# Start of Source material

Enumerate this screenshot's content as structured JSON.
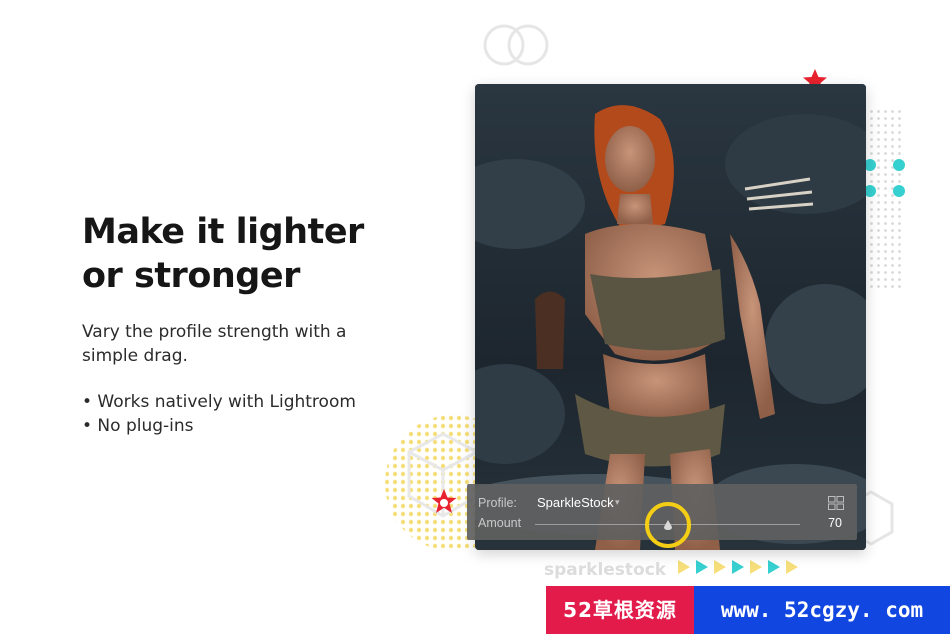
{
  "headline": {
    "line1": "Make it lighter",
    "line2": "or stronger"
  },
  "description": {
    "line1": "Vary the profile strength with a",
    "line2": "simple drag."
  },
  "bullets": [
    "• Works natively with Lightroom",
    "• No plug-ins"
  ],
  "profile_panel": {
    "profile_label": "Profile:",
    "profile_value": "SparkleStock",
    "amount_label": "Amount",
    "amount_value": "70",
    "amount_fraction": 0.5
  },
  "brand": {
    "wordmark": "sparklestock"
  },
  "watermark": {
    "left_text": "52草根资源",
    "right_text": "www. 52cgzy. com"
  },
  "colors": {
    "accent_yellow": "#f4cd15",
    "accent_teal": "#37d0d0",
    "accent_red": "#e8222e",
    "watermark_red": "#e21b4b",
    "watermark_blue": "#1146e0"
  },
  "icons": [
    "star-icon",
    "grid-view-icon",
    "slider-thumb-icon",
    "chevron-down-icon"
  ]
}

# End of Source material

Exercise goal: Write out every entry again word for word, without any of the pictures.

Correct result:
Enumerate this screenshot's content as structured JSON.
{
  "headline": {
    "line1": "Make it lighter",
    "line2": "or stronger"
  },
  "description": {
    "line1": "Vary the profile strength with a",
    "line2": "simple drag."
  },
  "bullets": [
    "• Works natively with Lightroom",
    "• No plug-ins"
  ],
  "profile_panel": {
    "profile_label": "Profile:",
    "profile_value": "SparkleStock",
    "amount_label": "Amount",
    "amount_value": "70",
    "amount_fraction": 0.5
  },
  "brand": {
    "wordmark": "sparklestock"
  },
  "watermark": {
    "left_text": "52草根资源",
    "right_text": "www. 52cgzy. com"
  },
  "colors": {
    "accent_yellow": "#f4cd15",
    "accent_teal": "#37d0d0",
    "accent_red": "#e8222e",
    "watermark_red": "#e21b4b",
    "watermark_blue": "#1146e0"
  },
  "icons": [
    "star-icon",
    "grid-view-icon",
    "slider-thumb-icon",
    "chevron-down-icon"
  ]
}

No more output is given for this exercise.